[Region and label listings]
>>>

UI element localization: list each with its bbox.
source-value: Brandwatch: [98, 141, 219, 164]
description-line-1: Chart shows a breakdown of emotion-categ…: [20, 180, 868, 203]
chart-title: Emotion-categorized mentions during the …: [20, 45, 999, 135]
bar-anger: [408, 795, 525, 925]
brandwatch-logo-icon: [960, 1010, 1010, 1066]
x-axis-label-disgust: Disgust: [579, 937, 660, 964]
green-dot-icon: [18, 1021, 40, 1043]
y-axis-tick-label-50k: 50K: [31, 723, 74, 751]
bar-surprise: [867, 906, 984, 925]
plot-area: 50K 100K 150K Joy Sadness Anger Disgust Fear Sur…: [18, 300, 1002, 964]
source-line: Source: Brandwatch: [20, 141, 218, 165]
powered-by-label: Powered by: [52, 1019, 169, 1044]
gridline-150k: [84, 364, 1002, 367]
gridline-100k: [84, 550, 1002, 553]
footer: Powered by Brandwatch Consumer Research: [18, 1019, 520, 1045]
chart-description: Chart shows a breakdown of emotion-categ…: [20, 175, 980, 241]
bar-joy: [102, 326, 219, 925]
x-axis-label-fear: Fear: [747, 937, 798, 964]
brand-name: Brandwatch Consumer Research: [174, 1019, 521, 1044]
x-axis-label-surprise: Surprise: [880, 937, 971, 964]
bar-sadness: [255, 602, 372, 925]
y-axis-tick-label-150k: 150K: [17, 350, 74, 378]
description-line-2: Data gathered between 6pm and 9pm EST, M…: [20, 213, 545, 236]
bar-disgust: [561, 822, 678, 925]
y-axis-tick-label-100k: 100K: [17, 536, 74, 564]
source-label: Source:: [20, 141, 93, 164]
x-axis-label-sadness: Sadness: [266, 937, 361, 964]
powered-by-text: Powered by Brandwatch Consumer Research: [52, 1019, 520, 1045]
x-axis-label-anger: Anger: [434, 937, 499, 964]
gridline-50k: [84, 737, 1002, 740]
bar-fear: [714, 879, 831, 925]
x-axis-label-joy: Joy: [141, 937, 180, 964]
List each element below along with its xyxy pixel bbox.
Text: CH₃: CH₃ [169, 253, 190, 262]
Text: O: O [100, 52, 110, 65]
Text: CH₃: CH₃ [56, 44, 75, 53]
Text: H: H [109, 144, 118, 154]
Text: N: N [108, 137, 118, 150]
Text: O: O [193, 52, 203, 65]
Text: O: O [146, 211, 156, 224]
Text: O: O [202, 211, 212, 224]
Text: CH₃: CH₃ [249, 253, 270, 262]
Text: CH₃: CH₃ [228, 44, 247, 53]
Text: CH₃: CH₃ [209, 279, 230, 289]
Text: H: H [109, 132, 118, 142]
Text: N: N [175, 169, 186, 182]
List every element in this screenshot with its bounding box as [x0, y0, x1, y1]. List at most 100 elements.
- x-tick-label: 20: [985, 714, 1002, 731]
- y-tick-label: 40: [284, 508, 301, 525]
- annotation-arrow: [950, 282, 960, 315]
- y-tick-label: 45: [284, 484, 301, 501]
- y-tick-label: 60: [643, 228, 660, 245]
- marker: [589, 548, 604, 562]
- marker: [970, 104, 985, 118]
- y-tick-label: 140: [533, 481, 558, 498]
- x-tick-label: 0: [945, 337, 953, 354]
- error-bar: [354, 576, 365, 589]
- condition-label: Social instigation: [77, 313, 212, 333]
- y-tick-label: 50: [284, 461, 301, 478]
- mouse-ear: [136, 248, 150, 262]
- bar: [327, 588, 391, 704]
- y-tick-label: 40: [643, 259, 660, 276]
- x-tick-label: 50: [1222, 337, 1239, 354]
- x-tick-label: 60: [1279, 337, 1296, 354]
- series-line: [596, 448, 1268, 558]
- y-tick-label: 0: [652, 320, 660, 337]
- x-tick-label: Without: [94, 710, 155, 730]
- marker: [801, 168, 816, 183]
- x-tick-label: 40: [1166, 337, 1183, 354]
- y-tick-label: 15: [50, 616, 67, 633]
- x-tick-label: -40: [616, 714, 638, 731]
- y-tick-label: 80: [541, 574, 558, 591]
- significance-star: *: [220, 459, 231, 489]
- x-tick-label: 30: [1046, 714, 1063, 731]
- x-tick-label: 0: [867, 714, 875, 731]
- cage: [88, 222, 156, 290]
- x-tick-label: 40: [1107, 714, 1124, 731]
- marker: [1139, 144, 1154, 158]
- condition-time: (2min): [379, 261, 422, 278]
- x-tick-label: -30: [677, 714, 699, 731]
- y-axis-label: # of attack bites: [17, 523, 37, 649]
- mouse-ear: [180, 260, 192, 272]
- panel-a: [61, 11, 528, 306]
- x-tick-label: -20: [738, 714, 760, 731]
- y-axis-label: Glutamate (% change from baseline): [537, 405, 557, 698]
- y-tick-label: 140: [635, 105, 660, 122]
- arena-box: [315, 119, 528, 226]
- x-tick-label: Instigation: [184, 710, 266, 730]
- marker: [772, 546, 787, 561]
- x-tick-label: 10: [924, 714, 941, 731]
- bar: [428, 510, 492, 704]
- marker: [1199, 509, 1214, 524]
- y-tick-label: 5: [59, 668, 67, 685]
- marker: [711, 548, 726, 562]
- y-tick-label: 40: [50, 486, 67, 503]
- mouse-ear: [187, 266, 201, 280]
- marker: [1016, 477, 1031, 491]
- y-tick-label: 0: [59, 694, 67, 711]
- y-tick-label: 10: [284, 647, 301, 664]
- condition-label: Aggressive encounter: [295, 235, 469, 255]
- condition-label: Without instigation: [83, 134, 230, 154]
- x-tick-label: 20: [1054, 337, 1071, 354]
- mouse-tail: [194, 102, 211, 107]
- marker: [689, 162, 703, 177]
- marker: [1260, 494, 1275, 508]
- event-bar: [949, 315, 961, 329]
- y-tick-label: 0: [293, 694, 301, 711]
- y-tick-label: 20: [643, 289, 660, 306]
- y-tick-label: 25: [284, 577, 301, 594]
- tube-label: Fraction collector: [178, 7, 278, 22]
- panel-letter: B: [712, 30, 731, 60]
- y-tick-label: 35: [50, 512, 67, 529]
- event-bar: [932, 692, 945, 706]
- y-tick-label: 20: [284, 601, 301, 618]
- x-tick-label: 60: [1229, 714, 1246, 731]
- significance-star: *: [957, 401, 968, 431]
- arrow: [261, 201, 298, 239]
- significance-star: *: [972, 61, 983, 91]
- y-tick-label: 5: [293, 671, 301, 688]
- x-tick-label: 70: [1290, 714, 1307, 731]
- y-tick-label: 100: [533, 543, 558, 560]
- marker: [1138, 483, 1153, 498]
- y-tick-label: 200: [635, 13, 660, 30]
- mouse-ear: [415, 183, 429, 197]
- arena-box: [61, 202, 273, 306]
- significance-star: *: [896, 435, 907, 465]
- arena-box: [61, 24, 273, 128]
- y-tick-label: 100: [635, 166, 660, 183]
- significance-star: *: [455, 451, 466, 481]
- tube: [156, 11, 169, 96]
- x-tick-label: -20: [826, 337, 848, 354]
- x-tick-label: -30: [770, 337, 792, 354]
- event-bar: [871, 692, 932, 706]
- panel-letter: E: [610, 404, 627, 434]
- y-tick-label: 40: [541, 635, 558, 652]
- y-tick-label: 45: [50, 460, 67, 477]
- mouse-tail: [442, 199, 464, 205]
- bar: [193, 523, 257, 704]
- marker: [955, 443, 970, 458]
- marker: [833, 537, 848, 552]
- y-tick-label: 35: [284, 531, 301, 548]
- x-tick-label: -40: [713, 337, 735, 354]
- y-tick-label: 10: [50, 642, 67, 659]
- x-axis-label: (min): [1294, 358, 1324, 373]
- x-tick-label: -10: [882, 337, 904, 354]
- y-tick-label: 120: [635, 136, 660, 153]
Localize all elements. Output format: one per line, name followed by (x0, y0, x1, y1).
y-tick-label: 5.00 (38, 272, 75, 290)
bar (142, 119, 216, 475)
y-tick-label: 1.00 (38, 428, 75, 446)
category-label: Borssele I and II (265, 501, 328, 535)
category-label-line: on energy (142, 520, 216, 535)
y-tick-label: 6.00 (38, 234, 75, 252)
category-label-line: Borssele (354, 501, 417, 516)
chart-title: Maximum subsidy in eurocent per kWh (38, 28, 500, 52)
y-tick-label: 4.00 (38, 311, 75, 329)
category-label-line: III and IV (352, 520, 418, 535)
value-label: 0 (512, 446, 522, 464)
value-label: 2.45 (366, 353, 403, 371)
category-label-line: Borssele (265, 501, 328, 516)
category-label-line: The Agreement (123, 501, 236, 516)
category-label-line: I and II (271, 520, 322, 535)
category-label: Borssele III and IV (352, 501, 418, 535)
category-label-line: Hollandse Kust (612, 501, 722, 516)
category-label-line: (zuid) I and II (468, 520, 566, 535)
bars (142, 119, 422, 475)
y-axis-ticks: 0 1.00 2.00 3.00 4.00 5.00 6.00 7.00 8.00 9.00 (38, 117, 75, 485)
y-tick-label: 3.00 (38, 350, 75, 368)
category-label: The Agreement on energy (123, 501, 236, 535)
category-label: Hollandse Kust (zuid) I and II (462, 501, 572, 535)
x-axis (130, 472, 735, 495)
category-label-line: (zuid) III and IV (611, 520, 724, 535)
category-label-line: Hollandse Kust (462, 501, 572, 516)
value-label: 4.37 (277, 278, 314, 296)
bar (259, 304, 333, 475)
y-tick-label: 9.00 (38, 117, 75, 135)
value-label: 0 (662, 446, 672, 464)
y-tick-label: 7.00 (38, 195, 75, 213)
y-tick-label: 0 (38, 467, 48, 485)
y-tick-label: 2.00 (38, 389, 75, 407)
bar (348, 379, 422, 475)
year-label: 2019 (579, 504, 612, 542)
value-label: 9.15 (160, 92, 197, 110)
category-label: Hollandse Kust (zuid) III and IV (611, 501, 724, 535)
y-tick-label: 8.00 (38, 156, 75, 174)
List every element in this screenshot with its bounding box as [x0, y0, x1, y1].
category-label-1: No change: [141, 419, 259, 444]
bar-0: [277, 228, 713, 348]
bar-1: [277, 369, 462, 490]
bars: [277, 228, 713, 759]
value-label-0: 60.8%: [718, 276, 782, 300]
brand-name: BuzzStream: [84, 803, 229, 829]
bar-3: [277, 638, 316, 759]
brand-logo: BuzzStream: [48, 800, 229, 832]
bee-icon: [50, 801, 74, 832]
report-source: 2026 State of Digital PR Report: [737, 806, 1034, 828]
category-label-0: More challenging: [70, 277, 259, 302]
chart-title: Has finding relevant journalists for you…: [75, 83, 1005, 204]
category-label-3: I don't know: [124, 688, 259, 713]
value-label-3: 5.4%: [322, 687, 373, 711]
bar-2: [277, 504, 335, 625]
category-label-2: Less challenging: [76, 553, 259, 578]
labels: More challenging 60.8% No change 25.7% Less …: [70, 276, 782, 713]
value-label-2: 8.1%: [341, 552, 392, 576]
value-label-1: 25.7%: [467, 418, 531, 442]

<<<

**DIRECTIONS:** Copy the material above word for word, from its first line through the line that contains "chart-title: Emotion-categorized mentions".

**TASK ANSWER:**
UI element localization: list each with its bbox.
source-value: Brandwatch: [98, 141, 219, 164]
description-line-1: Chart shows a breakdown of emotion-categ…: [20, 180, 868, 203]
chart-title: Emotion-categorized mentions during the …: [20, 45, 999, 135]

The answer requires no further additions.